[Task directions]:
Every line of the records must be repeated exactly; pictures stay out.

[Records to use]:
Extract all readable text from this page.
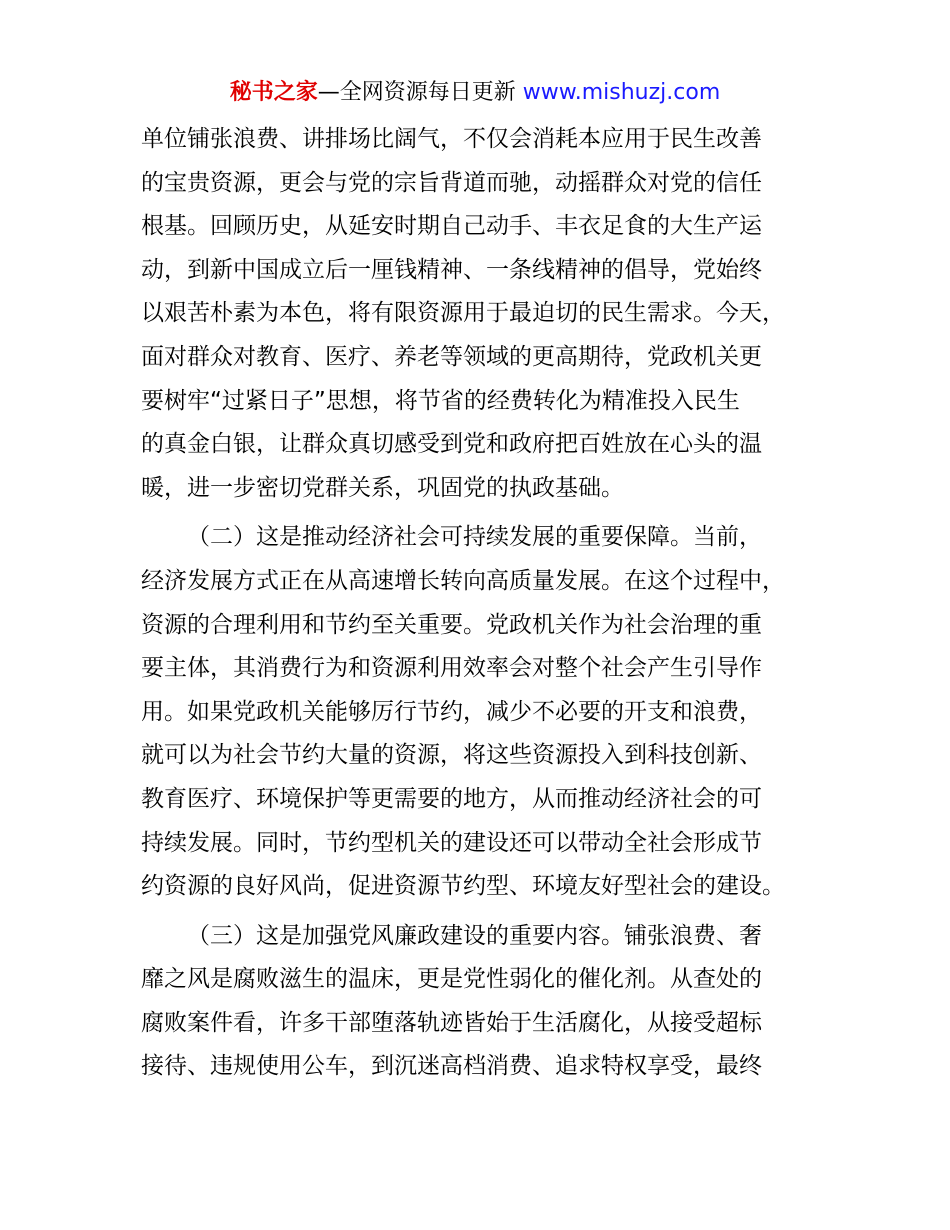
秘书之家—全网资源每日更新 www.mishuzj.com
单位铺张浪费、讲排场比阔气，不仅会消耗本应用于民生改善
的宝贵资源，更会与党的宗旨背道而驰，动摇群众对党的信任
根基。回顾历史，从延安时期自己动手、丰衣足食的大生产运
动，到新中国成立后一厘钱精神、一条线精神的倡导，党始终
以艰苦朴素为本色，将有限资源用于最迫切的民生需求。今天，
面对群众对教育、医疗、养老等领域的更高期待，党政机关更
要树牢“过紧日子”思想，将节省的经费转化为精准投入民生
的真金白银，让群众真切感受到党和政府把百姓放在心头的温
暖，进一步密切党群关系，巩固党的执政基础。
（二）这是推动经济社会可持续发展的重要保障。当前，
经济发展方式正在从高速增长转向高质量发展。在这个过程中，
资源的合理利用和节约至关重要。党政机关作为社会治理的重
要主体，其消费行为和资源利用效率会对整个社会产生引导作
用。如果党政机关能够厉行节约，减少不必要的开支和浪费，
就可以为社会节约大量的资源，将这些资源投入到科技创新、
教育医疗、环境保护等更需要的地方，从而推动经济社会的可
持续发展。同时，节约型机关的建设还可以带动全社会形成节
约资源的良好风尚，促进资源节约型、环境友好型社会的建设。
（三）这是加强党风廉政建设的重要内容。铺张浪费、奢
靡之风是腐败滋生的温床，更是党性弱化的催化剂。从查处的
腐败案件看，许多干部堕落轨迹皆始于生活腐化，从接受超标
接待、违规使用公车，到沉迷高档消费、追求特权享受，最终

[Worked solution]:
Extract all readable text from this page.
秘书之家—全网资源每日更新 www.mishuzj.com
单位铺张浪费、讲排场比阔气，不仅会消耗本应用于民生改善
的宝贵资源，更会与党的宗旨背道而驰，动摇群众对党的信任
根基。回顾历史，从延安时期自己动手、丰衣足食的大生产运
动，到新中国成立后一厘钱精神、一条线精神的倡导，党始终
以艰苦朴素为本色，将有限资源用于最迫切的民生需求。今天，
面对群众对教育、医疗、养老等领域的更高期待，党政机关更
要树牢“过紧日子”思想，将节省的经费转化为精准投入民生
的真金白银，让群众真切感受到党和政府把百姓放在心头的温
暖，进一步密切党群关系，巩固党的执政基础。
（二）这是推动经济社会可持续发展的重要保障。当前，
经济发展方式正在从高速增长转向高质量发展。在这个过程中，
资源的合理利用和节约至关重要。党政机关作为社会治理的重
要主体，其消费行为和资源利用效率会对整个社会产生引导作
用。如果党政机关能够厉行节约，减少不必要的开支和浪费，
就可以为社会节约大量的资源，将这些资源投入到科技创新、
教育医疗、环境保护等更需要的地方，从而推动经济社会的可
持续发展。同时，节约型机关的建设还可以带动全社会形成节
约资源的良好风尚，促进资源节约型、环境友好型社会的建设。
（三）这是加强党风廉政建设的重要内容。铺张浪费、奢
靡之风是腐败滋生的温床，更是党性弱化的催化剂。从查处的
腐败案件看，许多干部堕落轨迹皆始于生活腐化，从接受超标
接待、违规使用公车，到沉迷高档消费、追求特权享受，最终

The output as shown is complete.